-- start --

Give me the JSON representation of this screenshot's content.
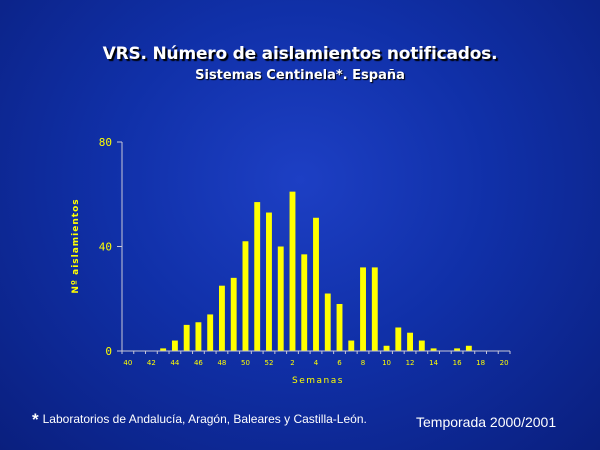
{
  "chart_data": {
    "type": "bar",
    "title": "VRS. Número de aislamientos notificados.",
    "subtitle": "Sistemas Centinela*. España",
    "xlabel": "Semanas",
    "ylabel": "Nº aislamientos",
    "ylim": [
      0,
      80
    ],
    "y_ticks": [
      "0",
      "40",
      "80"
    ],
    "grid": false,
    "legend": "none",
    "bar_color": "#ffff00",
    "categories": [
      "40",
      "41",
      "42",
      "43",
      "44",
      "45",
      "46",
      "47",
      "48",
      "49",
      "50",
      "51",
      "52",
      "1",
      "2",
      "3",
      "4",
      "5",
      "6",
      "7",
      "8",
      "9",
      "10",
      "11",
      "12",
      "13",
      "14",
      "15",
      "16",
      "17",
      "18",
      "19",
      "20"
    ],
    "x_tick_labels": [
      "40",
      "",
      "42",
      "",
      "44",
      "",
      "46",
      "",
      "48",
      "",
      "50",
      "",
      "52",
      "",
      "2",
      "",
      "4",
      "",
      "6",
      "",
      "8",
      "",
      "10",
      "",
      "12",
      "",
      "14",
      "",
      "16",
      "",
      "18",
      "",
      "20"
    ],
    "values": [
      0,
      0,
      0,
      1,
      4,
      10,
      11,
      14,
      25,
      28,
      42,
      57,
      53,
      40,
      61,
      37,
      51,
      22,
      18,
      4,
      32,
      32,
      2,
      9,
      7,
      4,
      1,
      0,
      1,
      2,
      0,
      0,
      0
    ]
  },
  "footnote": {
    "star": "*",
    "text": "Laboratorios de Andalucía, Aragón, Baleares y  Castilla-León."
  },
  "season": "Temporada 2000/2001"
}
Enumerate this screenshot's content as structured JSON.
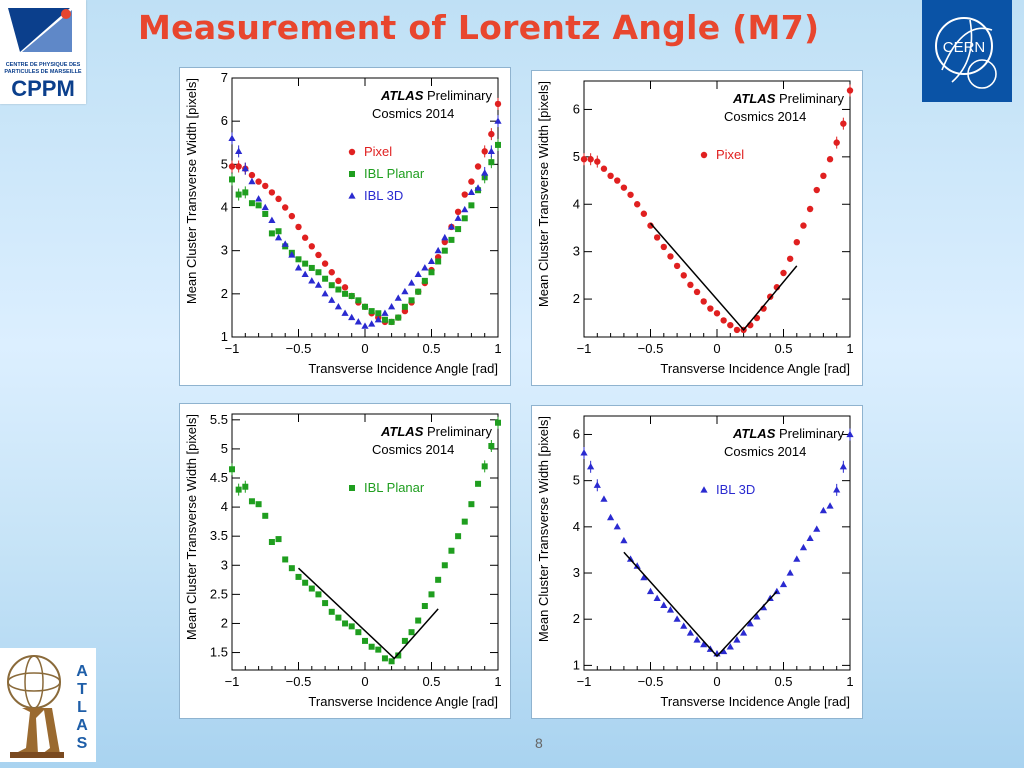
{
  "slide": {
    "title": "Measurement of Lorentz Angle (M7)",
    "page_number": "8"
  },
  "logos": {
    "cppm": {
      "line1": "CENTRE DE PHYSIQUE DES",
      "line2": "PARTICULES DE MARSEILLE",
      "name": "CPPM"
    },
    "cern": {
      "name": "CERN"
    },
    "atlas": {
      "name": "ATLAS"
    }
  },
  "colors": {
    "title": "#e8462e",
    "pixel": "#e02020",
    "ibl_planar": "#1f9e1f",
    "ibl_3d": "#2a2ad0",
    "fit": "#000000"
  },
  "chart_data": [
    {
      "type": "scatter",
      "banner": {
        "experiment": "ATLAS",
        "status": "Preliminary",
        "dataset": "Cosmics 2014"
      },
      "xlabel": "Transverse Incidence Angle [rad]",
      "ylabel": "Mean Cluster Transverse Width [pixels]",
      "xlim": [
        -1,
        1
      ],
      "ylim": [
        1,
        7
      ],
      "xticks": [
        "−1",
        "−0.5",
        "0",
        "0.5",
        "1"
      ],
      "yticks": [
        "1",
        "2",
        "3",
        "4",
        "5",
        "6",
        "7"
      ],
      "legend": "top-right",
      "series": [
        {
          "name": "Pixel",
          "marker": "circle",
          "color": "#e02020",
          "x": [
            -1,
            -0.95,
            -0.9,
            -0.85,
            -0.8,
            -0.75,
            -0.7,
            -0.65,
            -0.6,
            -0.55,
            -0.5,
            -0.45,
            -0.4,
            -0.35,
            -0.3,
            -0.25,
            -0.2,
            -0.15,
            -0.1,
            -0.05,
            0,
            0.05,
            0.1,
            0.15,
            0.2,
            0.25,
            0.3,
            0.35,
            0.4,
            0.45,
            0.5,
            0.55,
            0.6,
            0.65,
            0.7,
            0.75,
            0.8,
            0.85,
            0.9,
            0.95,
            1
          ],
          "y": [
            4.95,
            4.95,
            4.9,
            4.75,
            4.6,
            4.5,
            4.35,
            4.2,
            4.0,
            3.8,
            3.55,
            3.3,
            3.1,
            2.9,
            2.7,
            2.5,
            2.3,
            2.15,
            1.95,
            1.8,
            1.7,
            1.55,
            1.45,
            1.35,
            1.35,
            1.45,
            1.6,
            1.8,
            2.05,
            2.25,
            2.55,
            2.85,
            3.2,
            3.55,
            3.9,
            4.3,
            4.6,
            4.95,
            5.3,
            5.7,
            6.4
          ]
        },
        {
          "name": "IBL Planar",
          "marker": "square",
          "color": "#1f9e1f",
          "x": [
            -1,
            -0.95,
            -0.9,
            -0.85,
            -0.8,
            -0.75,
            -0.7,
            -0.65,
            -0.6,
            -0.55,
            -0.5,
            -0.45,
            -0.4,
            -0.35,
            -0.3,
            -0.25,
            -0.2,
            -0.15,
            -0.1,
            -0.05,
            0,
            0.05,
            0.1,
            0.15,
            0.2,
            0.25,
            0.3,
            0.35,
            0.4,
            0.45,
            0.5,
            0.55,
            0.6,
            0.65,
            0.7,
            0.75,
            0.8,
            0.85,
            0.9,
            0.95,
            1
          ],
          "y": [
            4.65,
            4.3,
            4.35,
            4.1,
            4.05,
            3.85,
            3.4,
            3.45,
            3.1,
            2.95,
            2.8,
            2.7,
            2.6,
            2.5,
            2.35,
            2.2,
            2.1,
            2.0,
            1.95,
            1.85,
            1.7,
            1.6,
            1.55,
            1.4,
            1.35,
            1.45,
            1.7,
            1.85,
            2.05,
            2.3,
            2.5,
            2.75,
            3.0,
            3.25,
            3.5,
            3.75,
            4.05,
            4.4,
            4.7,
            5.05,
            5.45
          ]
        },
        {
          "name": "IBL 3D",
          "marker": "triangle",
          "color": "#2a2ad0",
          "x": [
            -1,
            -0.95,
            -0.9,
            -0.85,
            -0.8,
            -0.75,
            -0.7,
            -0.65,
            -0.6,
            -0.55,
            -0.5,
            -0.45,
            -0.4,
            -0.35,
            -0.3,
            -0.25,
            -0.2,
            -0.15,
            -0.1,
            -0.05,
            0,
            0.05,
            0.1,
            0.15,
            0.2,
            0.25,
            0.3,
            0.35,
            0.4,
            0.45,
            0.5,
            0.55,
            0.6,
            0.65,
            0.7,
            0.75,
            0.8,
            0.85,
            0.9,
            0.95,
            1
          ],
          "y": [
            5.6,
            5.3,
            4.9,
            4.6,
            4.2,
            4.0,
            3.7,
            3.3,
            3.15,
            2.9,
            2.6,
            2.45,
            2.3,
            2.2,
            2.0,
            1.85,
            1.7,
            1.55,
            1.45,
            1.35,
            1.25,
            1.3,
            1.4,
            1.55,
            1.7,
            1.9,
            2.05,
            2.25,
            2.45,
            2.6,
            2.75,
            3.0,
            3.3,
            3.55,
            3.75,
            3.95,
            4.35,
            4.45,
            4.8,
            5.3,
            6.0
          ]
        }
      ]
    },
    {
      "type": "scatter",
      "banner": {
        "experiment": "ATLAS",
        "status": "Preliminary",
        "dataset": "Cosmics 2014"
      },
      "xlabel": "Transverse Incidence Angle [rad]",
      "ylabel": "Mean Cluster Transverse Width [pixels]",
      "xlim": [
        -1,
        1
      ],
      "ylim": [
        1.2,
        6.6
      ],
      "xticks": [
        "−1",
        "−0.5",
        "0",
        "0.5",
        "1"
      ],
      "yticks": [
        "2",
        "3",
        "4",
        "5",
        "6"
      ],
      "legend": "top-right",
      "series": [
        {
          "name": "Pixel",
          "marker": "circle",
          "color": "#e02020",
          "x": [
            -1,
            -0.95,
            -0.9,
            -0.85,
            -0.8,
            -0.75,
            -0.7,
            -0.65,
            -0.6,
            -0.55,
            -0.5,
            -0.45,
            -0.4,
            -0.35,
            -0.3,
            -0.25,
            -0.2,
            -0.15,
            -0.1,
            -0.05,
            0,
            0.05,
            0.1,
            0.15,
            0.2,
            0.25,
            0.3,
            0.35,
            0.4,
            0.45,
            0.5,
            0.55,
            0.6,
            0.65,
            0.7,
            0.75,
            0.8,
            0.85,
            0.9,
            0.95,
            1
          ],
          "y": [
            4.95,
            4.95,
            4.9,
            4.75,
            4.6,
            4.5,
            4.35,
            4.2,
            4.0,
            3.8,
            3.55,
            3.3,
            3.1,
            2.9,
            2.7,
            2.5,
            2.3,
            2.15,
            1.95,
            1.8,
            1.7,
            1.55,
            1.45,
            1.35,
            1.35,
            1.45,
            1.6,
            1.8,
            2.05,
            2.25,
            2.55,
            2.85,
            3.2,
            3.55,
            3.9,
            4.3,
            4.6,
            4.95,
            5.3,
            5.7,
            6.4
          ]
        },
        {
          "name": "Fit",
          "type": "line",
          "color": "#000000",
          "x": [
            -0.5,
            0.2,
            0.6
          ],
          "y": [
            3.6,
            1.35,
            2.7
          ]
        }
      ]
    },
    {
      "type": "scatter",
      "banner": {
        "experiment": "ATLAS",
        "status": "Preliminary",
        "dataset": "Cosmics 2014"
      },
      "xlabel": "Transverse Incidence Angle [rad]",
      "ylabel": "Mean Cluster Transverse Width [pixels]",
      "xlim": [
        -1,
        1
      ],
      "ylim": [
        1.2,
        5.6
      ],
      "xticks": [
        "−1",
        "−0.5",
        "0",
        "0.5",
        "1"
      ],
      "yticks": [
        "1.5",
        "2",
        "2.5",
        "3",
        "3.5",
        "4",
        "4.5",
        "5",
        "5.5"
      ],
      "legend": "top-right",
      "series": [
        {
          "name": "IBL Planar",
          "marker": "square",
          "color": "#1f9e1f",
          "x": [
            -1,
            -0.95,
            -0.9,
            -0.85,
            -0.8,
            -0.75,
            -0.7,
            -0.65,
            -0.6,
            -0.55,
            -0.5,
            -0.45,
            -0.4,
            -0.35,
            -0.3,
            -0.25,
            -0.2,
            -0.15,
            -0.1,
            -0.05,
            0,
            0.05,
            0.1,
            0.15,
            0.2,
            0.25,
            0.3,
            0.35,
            0.4,
            0.45,
            0.5,
            0.55,
            0.6,
            0.65,
            0.7,
            0.75,
            0.8,
            0.85,
            0.9,
            0.95,
            1
          ],
          "y": [
            4.65,
            4.3,
            4.35,
            4.1,
            4.05,
            3.85,
            3.4,
            3.45,
            3.1,
            2.95,
            2.8,
            2.7,
            2.6,
            2.5,
            2.35,
            2.2,
            2.1,
            2.0,
            1.95,
            1.85,
            1.7,
            1.6,
            1.55,
            1.4,
            1.35,
            1.45,
            1.7,
            1.85,
            2.05,
            2.3,
            2.5,
            2.75,
            3.0,
            3.25,
            3.5,
            3.75,
            4.05,
            4.4,
            4.7,
            5.05,
            5.45
          ]
        },
        {
          "name": "Fit",
          "type": "line",
          "color": "#000000",
          "x": [
            -0.5,
            0.22,
            0.55
          ],
          "y": [
            2.95,
            1.4,
            2.25
          ]
        }
      ]
    },
    {
      "type": "scatter",
      "banner": {
        "experiment": "ATLAS",
        "status": "Preliminary",
        "dataset": "Cosmics 2014"
      },
      "xlabel": "Transverse Incidence Angle [rad]",
      "ylabel": "Mean Cluster Transverse Width [pixels]",
      "xlim": [
        -1,
        1
      ],
      "ylim": [
        0.9,
        6.4
      ],
      "xticks": [
        "−1",
        "−0.5",
        "0",
        "0.5",
        "1"
      ],
      "yticks": [
        "1",
        "2",
        "3",
        "4",
        "5",
        "6"
      ],
      "legend": "top-right",
      "series": [
        {
          "name": "IBL 3D",
          "marker": "triangle",
          "color": "#2a2ad0",
          "x": [
            -1,
            -0.95,
            -0.9,
            -0.85,
            -0.8,
            -0.75,
            -0.7,
            -0.65,
            -0.6,
            -0.55,
            -0.5,
            -0.45,
            -0.4,
            -0.35,
            -0.3,
            -0.25,
            -0.2,
            -0.15,
            -0.1,
            -0.05,
            0,
            0.05,
            0.1,
            0.15,
            0.2,
            0.25,
            0.3,
            0.35,
            0.4,
            0.45,
            0.5,
            0.55,
            0.6,
            0.65,
            0.7,
            0.75,
            0.8,
            0.85,
            0.9,
            0.95,
            1
          ],
          "y": [
            5.6,
            5.3,
            4.9,
            4.6,
            4.2,
            4.0,
            3.7,
            3.3,
            3.15,
            2.9,
            2.6,
            2.45,
            2.3,
            2.2,
            2.0,
            1.85,
            1.7,
            1.55,
            1.45,
            1.35,
            1.25,
            1.3,
            1.4,
            1.55,
            1.7,
            1.9,
            2.05,
            2.25,
            2.45,
            2.6,
            2.75,
            3.0,
            3.3,
            3.55,
            3.75,
            3.95,
            4.35,
            4.45,
            4.8,
            5.3,
            6.0
          ]
        },
        {
          "name": "Fit",
          "type": "line",
          "color": "#000000",
          "x": [
            -0.7,
            0.0,
            0.45
          ],
          "y": [
            3.45,
            1.2,
            2.6
          ]
        }
      ]
    }
  ]
}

-- end --

Say how many lines contain "this", and give nothing but that number.

2